** start Material for the task **

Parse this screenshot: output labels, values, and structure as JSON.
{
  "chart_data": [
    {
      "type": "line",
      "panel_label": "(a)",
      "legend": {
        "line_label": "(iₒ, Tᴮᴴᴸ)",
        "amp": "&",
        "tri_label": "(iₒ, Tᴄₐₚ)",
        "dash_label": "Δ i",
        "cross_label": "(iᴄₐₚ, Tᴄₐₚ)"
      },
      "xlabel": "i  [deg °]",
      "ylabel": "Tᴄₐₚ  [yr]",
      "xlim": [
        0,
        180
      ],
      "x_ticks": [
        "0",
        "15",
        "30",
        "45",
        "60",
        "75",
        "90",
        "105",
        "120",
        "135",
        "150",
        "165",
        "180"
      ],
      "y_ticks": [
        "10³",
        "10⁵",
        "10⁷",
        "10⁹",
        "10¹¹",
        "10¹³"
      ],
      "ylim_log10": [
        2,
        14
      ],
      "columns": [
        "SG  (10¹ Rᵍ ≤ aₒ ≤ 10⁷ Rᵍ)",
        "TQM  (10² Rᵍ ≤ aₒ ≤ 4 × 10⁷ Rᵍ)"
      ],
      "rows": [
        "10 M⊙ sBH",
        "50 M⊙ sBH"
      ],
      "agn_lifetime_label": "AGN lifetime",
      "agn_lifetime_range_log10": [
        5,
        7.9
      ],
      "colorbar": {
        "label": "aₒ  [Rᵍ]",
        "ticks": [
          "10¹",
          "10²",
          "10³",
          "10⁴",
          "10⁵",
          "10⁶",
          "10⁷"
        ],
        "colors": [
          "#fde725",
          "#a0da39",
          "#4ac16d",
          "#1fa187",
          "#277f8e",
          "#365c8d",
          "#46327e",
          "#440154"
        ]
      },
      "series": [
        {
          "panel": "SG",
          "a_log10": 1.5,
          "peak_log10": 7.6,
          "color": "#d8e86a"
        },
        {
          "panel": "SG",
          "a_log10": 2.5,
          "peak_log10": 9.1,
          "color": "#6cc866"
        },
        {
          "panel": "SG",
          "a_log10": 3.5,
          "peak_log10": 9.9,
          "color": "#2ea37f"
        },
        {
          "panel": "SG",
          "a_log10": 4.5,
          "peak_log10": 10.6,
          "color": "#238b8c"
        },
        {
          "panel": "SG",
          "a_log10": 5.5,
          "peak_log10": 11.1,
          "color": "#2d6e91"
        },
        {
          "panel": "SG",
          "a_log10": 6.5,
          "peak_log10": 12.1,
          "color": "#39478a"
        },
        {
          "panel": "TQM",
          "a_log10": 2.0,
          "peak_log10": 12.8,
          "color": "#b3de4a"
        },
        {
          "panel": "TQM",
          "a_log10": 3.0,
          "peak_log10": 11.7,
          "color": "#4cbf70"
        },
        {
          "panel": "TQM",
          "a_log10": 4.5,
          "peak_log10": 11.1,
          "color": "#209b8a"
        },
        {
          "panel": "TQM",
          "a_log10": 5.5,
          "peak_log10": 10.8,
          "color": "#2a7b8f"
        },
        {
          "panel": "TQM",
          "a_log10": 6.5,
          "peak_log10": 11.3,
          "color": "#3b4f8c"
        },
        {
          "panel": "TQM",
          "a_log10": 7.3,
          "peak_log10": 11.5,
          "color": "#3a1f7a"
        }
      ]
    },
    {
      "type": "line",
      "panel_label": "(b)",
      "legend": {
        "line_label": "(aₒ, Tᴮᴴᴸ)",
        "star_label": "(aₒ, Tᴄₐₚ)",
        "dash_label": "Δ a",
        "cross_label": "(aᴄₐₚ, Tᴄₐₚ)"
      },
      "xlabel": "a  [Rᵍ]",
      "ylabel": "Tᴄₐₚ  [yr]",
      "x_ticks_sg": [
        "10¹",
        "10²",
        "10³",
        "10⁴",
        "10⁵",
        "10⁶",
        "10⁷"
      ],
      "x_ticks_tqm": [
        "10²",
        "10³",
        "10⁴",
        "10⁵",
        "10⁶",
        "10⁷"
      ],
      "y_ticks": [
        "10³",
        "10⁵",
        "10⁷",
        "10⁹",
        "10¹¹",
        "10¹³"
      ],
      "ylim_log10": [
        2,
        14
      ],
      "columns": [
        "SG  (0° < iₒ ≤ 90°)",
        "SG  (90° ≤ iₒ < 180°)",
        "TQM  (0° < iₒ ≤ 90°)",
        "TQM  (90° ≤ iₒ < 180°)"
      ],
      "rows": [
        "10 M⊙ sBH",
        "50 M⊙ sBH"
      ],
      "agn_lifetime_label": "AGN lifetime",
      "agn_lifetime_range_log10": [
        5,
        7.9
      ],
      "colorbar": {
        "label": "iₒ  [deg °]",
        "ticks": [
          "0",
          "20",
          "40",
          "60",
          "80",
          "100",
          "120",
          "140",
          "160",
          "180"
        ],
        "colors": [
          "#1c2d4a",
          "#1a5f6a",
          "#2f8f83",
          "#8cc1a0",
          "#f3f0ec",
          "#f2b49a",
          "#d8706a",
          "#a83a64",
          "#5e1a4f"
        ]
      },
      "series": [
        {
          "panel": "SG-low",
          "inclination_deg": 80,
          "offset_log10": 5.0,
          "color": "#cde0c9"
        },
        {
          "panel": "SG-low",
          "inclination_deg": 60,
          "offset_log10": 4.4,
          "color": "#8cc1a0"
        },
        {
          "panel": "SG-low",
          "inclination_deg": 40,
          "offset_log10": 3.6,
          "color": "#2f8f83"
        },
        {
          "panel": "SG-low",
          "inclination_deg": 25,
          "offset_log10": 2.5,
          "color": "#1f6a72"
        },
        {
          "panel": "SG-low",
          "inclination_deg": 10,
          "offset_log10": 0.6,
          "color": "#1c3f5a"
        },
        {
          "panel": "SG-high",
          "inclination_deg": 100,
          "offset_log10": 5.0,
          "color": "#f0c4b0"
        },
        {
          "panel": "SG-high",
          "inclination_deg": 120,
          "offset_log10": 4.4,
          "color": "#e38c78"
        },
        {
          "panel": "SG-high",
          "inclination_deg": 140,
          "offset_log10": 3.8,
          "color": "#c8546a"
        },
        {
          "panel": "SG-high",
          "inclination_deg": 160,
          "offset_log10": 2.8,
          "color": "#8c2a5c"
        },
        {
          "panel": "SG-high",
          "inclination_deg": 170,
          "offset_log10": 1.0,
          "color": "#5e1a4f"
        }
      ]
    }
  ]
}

** end Material for the task **

• Short task
In the records above, find each line that holds the word "Tᴄₐₚ"; copy all such lines.

• Result
        "tri_label": "(iₒ, Tᴄₐₚ)",
        "cross_label": "(iᴄₐₚ, Tᴄₐₚ)"
      "ylabel": "Tᴄₐₚ  [yr]",
        "star_label": "(aₒ, Tᴄₐₚ)",
        "cross_label": "(aᴄₐₚ, Tᴄₐₚ)"
      "ylabel": "Tᴄₐₚ  [yr]",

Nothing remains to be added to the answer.